Document excerpt
A Multi-Institutional Cohort of Therapy-Associated Polyposis in Childhood and Young Adulthood Cancer Survivors

Cancer Prev Res (Phila). 2020 Mar;13(3):291-298. doi: 10.1158/1940-6207.CAPR-19-0416. Epub 2020 Feb 12.

Abstract

Prior small reports have postulated a link between gastrointestinal polyposis and childhood and young adulthood cancer (CYAC) treatment (therapy-associated polyposis; TAP), but this remains a poorly understood phenomenon. The aim of this study was to describe the phenotypic spectrum of TAP in a multi-institutional cohort. TAP cases were identified from eight high-risk cancer centers. Cases were defined as patients with ≥10 gastrointestinal polyps without known causative germline alteration or hereditary colorectal cancer predisposition syndrome who had a history of prior treatment with chemotherapy and/or radiotherapy for CYAC. A total of 34 TAP cases were included (original CYAC: 27 Hodgkin lymphoma, three neuroblastoma, one acute myeloid leukemia, one medulloblastoma, one nephroblastoma, and one non-Hodgkin lymphoma). Gastrointestinal polyposis was first detected at a median of 27 years (interquartile range, 20-33) after CYAC treatment. A total of 12 of 34 (35%) TAP cases had ≥50 colorectal polyps. A total of 32 of 34 (94%) had >1 histologic polyp type. A total of 25 of 34 (74%) had clinical features suggestive of ≥1 colorectal cancer predisposition syndrome [e.g., attenuated familial adenomatous polyposis (FAP), serrated polyposis syndrome, extracolonic manifestations of FAP, mismatch repair-deficient colorectal cancer, or hamartomatous polyposis] including 8 of 34 (24%) with features of multiple such syndromes. TAP is an apparently acquired phenomenon that should be considered in patients who develop significant polyposis without known causative germline alteration but who have had prior treatment for a CYAC. Patients with TAP have features that may mimic various hereditary colorectal cancer syndromes, suggesting multiple concurrent biologic mechanisms, and recognition of this diagnosis may have implications for cancer risk and screening.

Dataset records:

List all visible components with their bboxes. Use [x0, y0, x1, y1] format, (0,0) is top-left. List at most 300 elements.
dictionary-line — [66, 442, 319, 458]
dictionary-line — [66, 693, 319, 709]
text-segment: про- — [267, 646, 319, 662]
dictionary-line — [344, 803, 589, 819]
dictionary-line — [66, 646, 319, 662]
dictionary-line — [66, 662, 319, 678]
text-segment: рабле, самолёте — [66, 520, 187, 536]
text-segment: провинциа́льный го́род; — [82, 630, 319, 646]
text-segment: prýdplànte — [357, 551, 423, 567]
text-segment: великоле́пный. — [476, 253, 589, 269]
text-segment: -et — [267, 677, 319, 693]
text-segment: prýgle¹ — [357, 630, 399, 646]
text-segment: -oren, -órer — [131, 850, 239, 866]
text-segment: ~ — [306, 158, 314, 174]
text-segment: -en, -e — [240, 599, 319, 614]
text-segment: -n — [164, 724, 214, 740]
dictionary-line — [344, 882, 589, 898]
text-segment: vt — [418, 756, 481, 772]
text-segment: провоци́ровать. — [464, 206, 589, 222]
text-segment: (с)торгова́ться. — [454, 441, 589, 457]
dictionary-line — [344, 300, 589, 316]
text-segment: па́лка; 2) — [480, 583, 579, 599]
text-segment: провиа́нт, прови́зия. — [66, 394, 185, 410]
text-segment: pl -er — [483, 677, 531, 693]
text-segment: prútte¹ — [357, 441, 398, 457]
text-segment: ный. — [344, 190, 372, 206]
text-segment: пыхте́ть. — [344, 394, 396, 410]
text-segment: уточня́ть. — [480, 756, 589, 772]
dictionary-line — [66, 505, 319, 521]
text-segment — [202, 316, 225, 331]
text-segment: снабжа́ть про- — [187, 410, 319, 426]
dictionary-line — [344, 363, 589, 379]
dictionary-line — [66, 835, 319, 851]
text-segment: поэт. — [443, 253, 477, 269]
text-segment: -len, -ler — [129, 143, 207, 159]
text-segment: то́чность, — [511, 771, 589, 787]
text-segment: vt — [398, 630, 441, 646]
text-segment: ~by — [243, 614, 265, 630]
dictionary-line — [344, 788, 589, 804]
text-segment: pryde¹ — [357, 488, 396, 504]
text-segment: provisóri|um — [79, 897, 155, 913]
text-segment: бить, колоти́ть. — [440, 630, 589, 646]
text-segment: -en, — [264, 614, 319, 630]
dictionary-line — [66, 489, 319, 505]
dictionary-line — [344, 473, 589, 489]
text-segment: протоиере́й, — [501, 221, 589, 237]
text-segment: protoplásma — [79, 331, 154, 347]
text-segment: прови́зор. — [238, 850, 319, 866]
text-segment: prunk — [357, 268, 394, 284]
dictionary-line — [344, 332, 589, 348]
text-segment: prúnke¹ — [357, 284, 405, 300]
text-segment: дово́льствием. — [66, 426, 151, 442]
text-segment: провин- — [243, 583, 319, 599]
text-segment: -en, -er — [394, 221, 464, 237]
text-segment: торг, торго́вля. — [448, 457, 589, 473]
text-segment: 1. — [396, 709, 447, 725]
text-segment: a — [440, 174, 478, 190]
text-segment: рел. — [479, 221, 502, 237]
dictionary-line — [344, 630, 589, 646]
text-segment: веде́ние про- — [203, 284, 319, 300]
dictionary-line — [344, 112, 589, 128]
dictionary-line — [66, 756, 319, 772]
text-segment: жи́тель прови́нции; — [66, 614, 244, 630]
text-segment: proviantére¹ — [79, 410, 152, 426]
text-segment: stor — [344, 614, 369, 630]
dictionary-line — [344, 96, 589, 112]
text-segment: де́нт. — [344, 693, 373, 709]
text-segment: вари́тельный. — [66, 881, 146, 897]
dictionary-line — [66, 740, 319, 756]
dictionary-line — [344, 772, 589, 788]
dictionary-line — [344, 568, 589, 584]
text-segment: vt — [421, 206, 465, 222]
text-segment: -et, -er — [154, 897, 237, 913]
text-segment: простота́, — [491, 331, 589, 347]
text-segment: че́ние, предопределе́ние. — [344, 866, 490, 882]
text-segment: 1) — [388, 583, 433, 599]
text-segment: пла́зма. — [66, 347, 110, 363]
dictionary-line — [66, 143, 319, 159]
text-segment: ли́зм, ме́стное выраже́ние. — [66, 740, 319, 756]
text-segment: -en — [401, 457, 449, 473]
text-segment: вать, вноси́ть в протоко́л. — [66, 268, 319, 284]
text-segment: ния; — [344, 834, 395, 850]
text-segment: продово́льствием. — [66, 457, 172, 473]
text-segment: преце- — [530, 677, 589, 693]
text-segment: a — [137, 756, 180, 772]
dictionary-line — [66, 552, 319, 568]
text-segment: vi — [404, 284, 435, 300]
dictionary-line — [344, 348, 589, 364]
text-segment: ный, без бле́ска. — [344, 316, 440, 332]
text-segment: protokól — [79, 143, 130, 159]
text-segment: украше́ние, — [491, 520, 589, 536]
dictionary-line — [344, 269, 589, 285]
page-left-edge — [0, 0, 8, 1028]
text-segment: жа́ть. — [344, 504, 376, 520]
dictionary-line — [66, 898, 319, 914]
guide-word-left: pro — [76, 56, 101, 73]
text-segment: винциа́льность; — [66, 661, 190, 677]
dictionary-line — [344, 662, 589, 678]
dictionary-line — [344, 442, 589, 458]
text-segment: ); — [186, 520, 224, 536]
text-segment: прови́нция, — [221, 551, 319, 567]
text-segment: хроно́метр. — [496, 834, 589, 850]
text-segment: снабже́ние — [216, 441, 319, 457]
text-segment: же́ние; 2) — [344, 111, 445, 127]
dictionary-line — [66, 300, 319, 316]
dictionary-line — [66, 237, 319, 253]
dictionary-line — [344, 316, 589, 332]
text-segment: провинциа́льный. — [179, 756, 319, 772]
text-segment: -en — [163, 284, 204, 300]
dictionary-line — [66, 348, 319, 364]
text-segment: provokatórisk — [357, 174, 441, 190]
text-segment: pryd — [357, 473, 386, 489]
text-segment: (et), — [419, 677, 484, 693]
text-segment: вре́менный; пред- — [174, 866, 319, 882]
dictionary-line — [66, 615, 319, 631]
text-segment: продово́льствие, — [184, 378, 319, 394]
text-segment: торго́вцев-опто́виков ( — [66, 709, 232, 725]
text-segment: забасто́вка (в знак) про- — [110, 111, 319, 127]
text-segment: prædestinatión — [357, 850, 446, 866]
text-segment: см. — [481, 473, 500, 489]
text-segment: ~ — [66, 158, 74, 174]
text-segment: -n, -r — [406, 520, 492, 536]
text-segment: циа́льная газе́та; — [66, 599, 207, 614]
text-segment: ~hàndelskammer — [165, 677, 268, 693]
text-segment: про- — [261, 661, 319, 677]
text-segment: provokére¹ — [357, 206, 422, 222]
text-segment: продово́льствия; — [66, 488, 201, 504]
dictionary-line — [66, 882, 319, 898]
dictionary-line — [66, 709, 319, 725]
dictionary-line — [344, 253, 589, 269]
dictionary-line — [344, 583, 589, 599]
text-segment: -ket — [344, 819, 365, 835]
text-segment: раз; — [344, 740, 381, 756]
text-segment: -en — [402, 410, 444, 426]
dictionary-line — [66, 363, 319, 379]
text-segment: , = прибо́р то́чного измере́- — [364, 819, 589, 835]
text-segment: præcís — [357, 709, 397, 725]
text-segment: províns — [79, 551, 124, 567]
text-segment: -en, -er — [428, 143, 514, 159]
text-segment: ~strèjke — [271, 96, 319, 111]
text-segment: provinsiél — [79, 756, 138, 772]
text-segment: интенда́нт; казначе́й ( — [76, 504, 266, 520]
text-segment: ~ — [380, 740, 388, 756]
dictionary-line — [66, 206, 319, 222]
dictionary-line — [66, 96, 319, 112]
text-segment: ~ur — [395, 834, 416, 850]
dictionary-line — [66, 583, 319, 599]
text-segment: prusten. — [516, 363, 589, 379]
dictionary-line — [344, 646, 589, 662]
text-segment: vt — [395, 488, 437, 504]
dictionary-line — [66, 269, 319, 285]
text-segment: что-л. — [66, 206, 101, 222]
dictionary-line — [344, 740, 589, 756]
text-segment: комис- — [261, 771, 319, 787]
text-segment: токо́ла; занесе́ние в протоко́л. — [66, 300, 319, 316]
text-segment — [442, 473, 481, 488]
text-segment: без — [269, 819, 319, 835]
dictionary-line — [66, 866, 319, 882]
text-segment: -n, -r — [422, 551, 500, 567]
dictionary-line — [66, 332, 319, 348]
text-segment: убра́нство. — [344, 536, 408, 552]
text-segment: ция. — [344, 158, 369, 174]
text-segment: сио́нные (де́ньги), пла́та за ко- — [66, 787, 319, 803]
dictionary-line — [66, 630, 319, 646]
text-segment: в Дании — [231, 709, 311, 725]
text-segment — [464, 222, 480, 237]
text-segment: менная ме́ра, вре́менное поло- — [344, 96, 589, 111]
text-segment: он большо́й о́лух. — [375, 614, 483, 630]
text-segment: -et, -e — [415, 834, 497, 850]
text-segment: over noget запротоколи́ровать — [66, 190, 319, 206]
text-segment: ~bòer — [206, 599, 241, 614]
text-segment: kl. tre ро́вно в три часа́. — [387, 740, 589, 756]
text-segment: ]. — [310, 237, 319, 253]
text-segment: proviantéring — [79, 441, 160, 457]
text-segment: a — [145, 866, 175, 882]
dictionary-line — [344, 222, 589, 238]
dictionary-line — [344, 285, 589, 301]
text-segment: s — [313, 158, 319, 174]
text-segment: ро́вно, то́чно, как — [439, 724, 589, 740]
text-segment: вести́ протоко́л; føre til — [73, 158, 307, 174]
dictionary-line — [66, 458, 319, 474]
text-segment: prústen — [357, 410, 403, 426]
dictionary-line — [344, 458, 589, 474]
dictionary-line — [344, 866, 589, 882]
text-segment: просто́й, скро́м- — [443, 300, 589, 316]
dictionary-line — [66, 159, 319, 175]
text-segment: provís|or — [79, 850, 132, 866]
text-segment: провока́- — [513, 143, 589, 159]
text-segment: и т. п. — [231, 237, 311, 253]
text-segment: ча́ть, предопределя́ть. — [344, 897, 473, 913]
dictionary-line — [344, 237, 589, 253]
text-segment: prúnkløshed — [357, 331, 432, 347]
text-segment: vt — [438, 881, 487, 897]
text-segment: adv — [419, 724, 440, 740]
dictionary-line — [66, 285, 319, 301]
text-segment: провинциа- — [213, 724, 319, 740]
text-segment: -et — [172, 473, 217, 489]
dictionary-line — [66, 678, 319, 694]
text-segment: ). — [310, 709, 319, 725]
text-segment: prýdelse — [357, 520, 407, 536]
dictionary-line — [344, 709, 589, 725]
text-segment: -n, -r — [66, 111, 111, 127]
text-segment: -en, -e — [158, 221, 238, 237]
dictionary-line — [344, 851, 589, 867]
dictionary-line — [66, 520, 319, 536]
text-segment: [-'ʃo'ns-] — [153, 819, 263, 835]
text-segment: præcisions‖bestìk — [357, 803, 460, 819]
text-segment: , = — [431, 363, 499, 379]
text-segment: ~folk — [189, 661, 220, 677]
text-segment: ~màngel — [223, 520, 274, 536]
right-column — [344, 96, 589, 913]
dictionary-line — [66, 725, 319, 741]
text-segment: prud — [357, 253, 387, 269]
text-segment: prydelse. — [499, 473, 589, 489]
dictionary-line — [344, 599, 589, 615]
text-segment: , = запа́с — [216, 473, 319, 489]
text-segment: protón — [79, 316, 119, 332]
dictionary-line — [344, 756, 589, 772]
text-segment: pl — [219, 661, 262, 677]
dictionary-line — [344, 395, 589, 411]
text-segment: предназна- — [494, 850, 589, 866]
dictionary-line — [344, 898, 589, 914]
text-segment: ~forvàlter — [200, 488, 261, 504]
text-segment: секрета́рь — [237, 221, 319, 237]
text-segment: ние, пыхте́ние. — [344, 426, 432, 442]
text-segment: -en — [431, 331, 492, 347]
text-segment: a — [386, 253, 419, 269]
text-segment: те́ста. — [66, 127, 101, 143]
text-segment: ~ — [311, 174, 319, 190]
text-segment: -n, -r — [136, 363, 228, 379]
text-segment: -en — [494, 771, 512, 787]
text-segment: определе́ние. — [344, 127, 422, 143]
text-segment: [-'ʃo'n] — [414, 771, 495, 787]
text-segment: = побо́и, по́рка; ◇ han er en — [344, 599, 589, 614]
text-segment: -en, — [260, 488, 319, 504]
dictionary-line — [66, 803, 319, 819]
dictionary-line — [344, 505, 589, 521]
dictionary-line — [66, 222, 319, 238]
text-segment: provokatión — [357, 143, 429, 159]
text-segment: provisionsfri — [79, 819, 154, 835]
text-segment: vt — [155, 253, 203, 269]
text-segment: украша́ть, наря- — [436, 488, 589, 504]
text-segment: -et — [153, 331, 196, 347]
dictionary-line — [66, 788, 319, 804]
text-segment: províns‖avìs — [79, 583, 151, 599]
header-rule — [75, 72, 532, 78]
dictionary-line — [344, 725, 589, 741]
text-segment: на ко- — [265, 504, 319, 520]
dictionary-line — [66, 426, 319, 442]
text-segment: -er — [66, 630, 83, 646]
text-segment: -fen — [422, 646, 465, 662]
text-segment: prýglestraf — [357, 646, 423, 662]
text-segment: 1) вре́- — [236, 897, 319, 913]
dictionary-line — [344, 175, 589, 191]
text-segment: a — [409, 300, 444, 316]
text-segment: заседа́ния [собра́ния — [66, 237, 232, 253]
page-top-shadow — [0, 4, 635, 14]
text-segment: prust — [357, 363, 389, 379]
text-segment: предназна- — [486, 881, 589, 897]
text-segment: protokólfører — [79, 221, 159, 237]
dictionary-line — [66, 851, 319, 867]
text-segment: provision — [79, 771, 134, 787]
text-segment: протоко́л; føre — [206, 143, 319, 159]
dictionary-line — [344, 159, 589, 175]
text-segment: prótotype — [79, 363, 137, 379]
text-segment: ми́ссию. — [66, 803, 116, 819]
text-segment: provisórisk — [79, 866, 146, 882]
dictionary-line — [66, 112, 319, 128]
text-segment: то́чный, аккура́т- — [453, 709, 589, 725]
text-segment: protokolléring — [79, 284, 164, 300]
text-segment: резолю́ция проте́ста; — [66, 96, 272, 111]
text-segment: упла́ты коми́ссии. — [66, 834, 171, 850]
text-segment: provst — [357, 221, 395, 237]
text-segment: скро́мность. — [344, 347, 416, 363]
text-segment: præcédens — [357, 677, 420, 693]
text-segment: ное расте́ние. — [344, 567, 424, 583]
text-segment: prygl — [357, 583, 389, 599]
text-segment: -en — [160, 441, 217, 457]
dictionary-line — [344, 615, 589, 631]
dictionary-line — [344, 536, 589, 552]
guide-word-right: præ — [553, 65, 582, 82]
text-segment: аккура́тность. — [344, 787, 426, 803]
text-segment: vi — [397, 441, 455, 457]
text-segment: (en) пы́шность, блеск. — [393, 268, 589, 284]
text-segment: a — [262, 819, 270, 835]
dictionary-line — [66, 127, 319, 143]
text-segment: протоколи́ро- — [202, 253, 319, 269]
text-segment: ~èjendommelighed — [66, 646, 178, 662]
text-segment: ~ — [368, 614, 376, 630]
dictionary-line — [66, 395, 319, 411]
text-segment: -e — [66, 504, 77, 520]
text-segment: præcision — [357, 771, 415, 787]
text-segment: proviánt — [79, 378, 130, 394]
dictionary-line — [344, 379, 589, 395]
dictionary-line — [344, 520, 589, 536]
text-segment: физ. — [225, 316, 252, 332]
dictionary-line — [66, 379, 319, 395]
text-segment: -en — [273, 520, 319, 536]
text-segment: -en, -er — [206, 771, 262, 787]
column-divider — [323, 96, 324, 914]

Exercises to complete
**A)** In the polyposis study abstract, how many cancer centers were the cases drawn from?
**B)** Reproduce the polyposis study abstract word for word, from "A Multi-Institutional Cohort of" up to and including "2020 Feb 12.".
**C)** Summarize the polyposis study abstract in two sentences.

Task-by-task outputs
**A)** Eight high-risk cancer centers.

**B)**
A Multi-Institutional Cohort of Therapy-Associated Polyposis in Childhood and Young Adulthood Cancer Survivors

Cancer Prev Res (Phila). 2020 Mar;13(3):291-298. doi: 10.1158/1940-6207.CAPR-19-0416. Epub 2020 Feb 12.

**C)** A study drawing on eight high-risk cancer centers described 34 cases of therapy-associated polyposis (TAP), meaning 10 or more gastrointestinal polyps without a known causative germline alteration in people previously treated with chemotherapy and/or radiotherapy for childhood or young adulthood cancer, most often Hodgkin lymphoma. Polyps were first found a median of 27 years after treatment, 94% of cases had more than one histologic polyp type, and 74% had features suggesting at least one hereditary colorectal cancer syndrome, which points to multiple biologic mechanisms and may matter for cancer risk and screening.